■ **Description of the task**
Go through the lines below and copy each one that holds the string "series".

Records from a collection of figures
## START
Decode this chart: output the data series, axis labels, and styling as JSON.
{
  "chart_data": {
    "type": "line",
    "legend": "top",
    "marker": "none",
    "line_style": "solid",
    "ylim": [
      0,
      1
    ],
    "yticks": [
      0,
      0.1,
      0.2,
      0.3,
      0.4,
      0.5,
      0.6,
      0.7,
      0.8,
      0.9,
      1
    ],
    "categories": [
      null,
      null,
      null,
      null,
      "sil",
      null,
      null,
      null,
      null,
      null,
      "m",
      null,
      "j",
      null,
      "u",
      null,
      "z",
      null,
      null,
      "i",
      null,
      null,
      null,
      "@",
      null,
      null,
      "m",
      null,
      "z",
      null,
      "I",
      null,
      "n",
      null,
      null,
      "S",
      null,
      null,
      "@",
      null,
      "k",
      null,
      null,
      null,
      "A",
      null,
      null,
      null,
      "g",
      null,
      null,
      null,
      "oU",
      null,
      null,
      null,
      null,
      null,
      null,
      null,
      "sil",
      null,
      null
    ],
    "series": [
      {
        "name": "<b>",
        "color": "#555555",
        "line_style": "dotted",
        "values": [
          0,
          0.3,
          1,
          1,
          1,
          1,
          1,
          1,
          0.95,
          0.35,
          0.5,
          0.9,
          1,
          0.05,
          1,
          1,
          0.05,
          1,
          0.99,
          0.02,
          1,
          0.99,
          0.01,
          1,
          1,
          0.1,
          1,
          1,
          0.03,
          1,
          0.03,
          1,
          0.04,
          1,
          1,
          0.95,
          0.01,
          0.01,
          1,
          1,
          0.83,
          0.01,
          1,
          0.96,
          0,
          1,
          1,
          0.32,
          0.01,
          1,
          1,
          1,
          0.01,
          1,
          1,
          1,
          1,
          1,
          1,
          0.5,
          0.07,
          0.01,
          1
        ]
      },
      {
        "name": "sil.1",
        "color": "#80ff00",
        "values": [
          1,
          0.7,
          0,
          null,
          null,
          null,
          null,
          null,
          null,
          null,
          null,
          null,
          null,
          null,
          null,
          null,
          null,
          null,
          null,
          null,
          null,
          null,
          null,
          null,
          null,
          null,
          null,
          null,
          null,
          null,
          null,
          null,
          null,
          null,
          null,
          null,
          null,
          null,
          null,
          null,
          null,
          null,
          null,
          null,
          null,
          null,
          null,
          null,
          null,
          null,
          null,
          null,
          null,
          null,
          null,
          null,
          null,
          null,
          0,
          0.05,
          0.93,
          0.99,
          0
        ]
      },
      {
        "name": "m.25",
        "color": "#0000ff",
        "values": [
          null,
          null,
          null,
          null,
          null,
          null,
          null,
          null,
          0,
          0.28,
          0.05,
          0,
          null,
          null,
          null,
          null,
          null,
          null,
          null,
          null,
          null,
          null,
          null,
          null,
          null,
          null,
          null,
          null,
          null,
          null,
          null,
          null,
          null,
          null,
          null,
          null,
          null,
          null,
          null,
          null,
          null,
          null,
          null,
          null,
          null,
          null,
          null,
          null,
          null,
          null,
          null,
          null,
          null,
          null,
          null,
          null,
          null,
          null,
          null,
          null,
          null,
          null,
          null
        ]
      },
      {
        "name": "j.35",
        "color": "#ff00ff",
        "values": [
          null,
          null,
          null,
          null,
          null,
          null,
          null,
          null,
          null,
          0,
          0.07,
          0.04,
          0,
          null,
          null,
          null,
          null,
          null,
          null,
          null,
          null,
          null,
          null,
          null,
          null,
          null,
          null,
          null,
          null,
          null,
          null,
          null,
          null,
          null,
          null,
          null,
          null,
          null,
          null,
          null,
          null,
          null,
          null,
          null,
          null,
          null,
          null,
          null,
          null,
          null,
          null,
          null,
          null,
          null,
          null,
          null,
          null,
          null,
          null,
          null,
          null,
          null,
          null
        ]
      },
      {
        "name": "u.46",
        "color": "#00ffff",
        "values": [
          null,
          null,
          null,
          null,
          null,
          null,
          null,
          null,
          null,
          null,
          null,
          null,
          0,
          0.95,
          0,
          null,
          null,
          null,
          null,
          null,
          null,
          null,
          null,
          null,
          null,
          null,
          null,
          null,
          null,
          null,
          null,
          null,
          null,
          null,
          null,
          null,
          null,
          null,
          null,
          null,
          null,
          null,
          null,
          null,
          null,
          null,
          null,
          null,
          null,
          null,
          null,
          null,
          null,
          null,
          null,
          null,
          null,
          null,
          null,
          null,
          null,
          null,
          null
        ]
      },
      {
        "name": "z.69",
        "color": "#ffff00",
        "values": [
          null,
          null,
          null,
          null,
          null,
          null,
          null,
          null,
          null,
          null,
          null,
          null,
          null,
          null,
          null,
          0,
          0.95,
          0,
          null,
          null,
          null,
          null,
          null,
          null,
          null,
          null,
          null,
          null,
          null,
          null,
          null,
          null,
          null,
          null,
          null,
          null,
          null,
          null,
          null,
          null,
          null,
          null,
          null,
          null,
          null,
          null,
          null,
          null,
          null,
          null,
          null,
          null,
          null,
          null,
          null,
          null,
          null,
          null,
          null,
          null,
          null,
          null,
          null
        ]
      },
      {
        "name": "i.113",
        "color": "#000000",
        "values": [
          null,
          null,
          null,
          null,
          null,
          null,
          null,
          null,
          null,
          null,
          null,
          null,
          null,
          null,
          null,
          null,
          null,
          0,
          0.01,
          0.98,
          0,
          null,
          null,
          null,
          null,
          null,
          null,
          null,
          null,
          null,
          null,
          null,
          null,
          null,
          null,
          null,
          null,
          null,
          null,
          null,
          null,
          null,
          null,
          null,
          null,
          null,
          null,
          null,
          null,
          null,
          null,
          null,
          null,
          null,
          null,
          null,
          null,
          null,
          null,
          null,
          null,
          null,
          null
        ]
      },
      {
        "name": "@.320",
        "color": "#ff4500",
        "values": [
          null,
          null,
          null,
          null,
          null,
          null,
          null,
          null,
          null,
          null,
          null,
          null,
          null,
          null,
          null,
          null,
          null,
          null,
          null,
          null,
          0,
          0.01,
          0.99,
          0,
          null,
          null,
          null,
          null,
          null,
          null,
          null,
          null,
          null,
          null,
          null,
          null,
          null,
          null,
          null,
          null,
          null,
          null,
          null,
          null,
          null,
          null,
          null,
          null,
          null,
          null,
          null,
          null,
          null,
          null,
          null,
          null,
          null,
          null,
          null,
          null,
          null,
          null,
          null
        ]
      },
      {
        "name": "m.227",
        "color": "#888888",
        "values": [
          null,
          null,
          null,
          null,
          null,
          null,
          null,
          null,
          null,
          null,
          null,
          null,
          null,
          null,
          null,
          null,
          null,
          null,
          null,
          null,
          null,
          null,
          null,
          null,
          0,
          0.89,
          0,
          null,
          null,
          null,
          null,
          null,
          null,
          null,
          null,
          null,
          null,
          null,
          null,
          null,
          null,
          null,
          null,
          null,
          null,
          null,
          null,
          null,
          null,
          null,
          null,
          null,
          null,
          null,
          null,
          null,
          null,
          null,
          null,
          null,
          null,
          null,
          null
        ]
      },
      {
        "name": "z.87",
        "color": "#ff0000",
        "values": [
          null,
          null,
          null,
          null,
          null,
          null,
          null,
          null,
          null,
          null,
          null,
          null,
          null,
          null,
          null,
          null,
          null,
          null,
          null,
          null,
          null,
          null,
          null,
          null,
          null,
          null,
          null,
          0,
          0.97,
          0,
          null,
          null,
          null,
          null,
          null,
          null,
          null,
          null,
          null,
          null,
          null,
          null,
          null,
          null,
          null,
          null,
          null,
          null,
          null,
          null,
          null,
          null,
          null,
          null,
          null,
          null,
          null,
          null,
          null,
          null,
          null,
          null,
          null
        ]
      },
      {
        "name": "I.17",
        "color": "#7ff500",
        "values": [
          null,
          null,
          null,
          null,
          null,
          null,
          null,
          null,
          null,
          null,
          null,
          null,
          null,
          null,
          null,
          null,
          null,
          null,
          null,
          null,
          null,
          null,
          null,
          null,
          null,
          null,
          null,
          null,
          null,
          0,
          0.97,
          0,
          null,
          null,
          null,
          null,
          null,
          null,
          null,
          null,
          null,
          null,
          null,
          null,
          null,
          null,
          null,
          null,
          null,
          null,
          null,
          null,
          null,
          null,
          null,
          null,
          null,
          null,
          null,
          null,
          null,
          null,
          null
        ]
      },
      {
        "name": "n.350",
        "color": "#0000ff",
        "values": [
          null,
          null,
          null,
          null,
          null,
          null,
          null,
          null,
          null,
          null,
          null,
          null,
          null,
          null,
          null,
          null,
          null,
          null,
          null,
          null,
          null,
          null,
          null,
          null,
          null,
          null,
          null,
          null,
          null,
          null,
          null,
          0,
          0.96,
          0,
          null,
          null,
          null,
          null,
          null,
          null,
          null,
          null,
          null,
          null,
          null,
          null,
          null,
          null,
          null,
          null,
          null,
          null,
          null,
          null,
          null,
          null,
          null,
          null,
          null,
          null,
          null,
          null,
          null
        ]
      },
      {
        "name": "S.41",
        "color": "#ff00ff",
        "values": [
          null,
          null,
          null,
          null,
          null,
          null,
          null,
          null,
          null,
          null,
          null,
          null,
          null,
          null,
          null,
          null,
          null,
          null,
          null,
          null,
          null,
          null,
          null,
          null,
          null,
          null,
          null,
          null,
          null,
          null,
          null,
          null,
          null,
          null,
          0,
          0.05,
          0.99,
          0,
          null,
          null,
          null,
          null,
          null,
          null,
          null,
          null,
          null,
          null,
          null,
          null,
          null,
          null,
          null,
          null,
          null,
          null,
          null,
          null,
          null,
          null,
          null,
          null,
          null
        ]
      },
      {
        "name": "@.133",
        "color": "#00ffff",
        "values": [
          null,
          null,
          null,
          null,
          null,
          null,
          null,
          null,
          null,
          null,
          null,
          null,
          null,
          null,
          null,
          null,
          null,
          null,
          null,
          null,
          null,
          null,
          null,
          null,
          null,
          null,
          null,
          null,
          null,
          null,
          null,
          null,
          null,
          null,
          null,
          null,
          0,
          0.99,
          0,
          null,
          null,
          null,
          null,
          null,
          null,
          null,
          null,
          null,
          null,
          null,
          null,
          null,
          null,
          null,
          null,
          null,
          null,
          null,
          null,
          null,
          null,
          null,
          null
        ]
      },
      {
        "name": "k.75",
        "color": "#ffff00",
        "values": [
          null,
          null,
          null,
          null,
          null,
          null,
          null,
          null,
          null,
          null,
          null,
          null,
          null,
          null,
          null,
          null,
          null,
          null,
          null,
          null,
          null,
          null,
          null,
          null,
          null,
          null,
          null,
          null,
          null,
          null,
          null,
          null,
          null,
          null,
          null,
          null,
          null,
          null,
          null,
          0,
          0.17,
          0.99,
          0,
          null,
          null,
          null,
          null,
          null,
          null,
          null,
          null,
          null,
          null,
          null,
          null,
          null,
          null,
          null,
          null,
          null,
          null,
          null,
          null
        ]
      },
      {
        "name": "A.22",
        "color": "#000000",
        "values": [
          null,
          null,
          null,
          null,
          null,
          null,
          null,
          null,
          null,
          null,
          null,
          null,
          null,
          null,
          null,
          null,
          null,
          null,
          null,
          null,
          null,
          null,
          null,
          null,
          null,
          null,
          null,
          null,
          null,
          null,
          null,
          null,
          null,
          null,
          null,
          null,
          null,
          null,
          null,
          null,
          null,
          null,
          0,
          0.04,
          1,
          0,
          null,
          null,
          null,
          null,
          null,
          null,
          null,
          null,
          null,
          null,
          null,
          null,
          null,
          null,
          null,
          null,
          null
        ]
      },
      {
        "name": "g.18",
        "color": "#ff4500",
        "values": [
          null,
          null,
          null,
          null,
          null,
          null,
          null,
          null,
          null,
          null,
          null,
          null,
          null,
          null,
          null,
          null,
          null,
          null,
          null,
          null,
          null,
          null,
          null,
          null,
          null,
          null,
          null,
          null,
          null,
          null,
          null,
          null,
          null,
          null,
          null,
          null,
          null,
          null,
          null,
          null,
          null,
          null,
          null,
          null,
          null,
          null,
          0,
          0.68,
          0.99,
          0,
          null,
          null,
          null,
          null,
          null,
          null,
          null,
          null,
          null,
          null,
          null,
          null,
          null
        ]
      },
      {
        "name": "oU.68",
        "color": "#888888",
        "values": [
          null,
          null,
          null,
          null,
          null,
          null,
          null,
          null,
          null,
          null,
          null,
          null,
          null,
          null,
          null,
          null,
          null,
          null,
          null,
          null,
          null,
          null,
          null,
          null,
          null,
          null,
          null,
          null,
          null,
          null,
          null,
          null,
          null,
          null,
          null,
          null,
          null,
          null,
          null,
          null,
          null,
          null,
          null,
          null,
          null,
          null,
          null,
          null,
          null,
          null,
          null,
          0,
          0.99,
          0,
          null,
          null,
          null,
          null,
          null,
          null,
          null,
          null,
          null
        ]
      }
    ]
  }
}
## END
■ **Result of the task**
Decode this chart: output the data series, axis labels, and styling as JSON.
    "series": [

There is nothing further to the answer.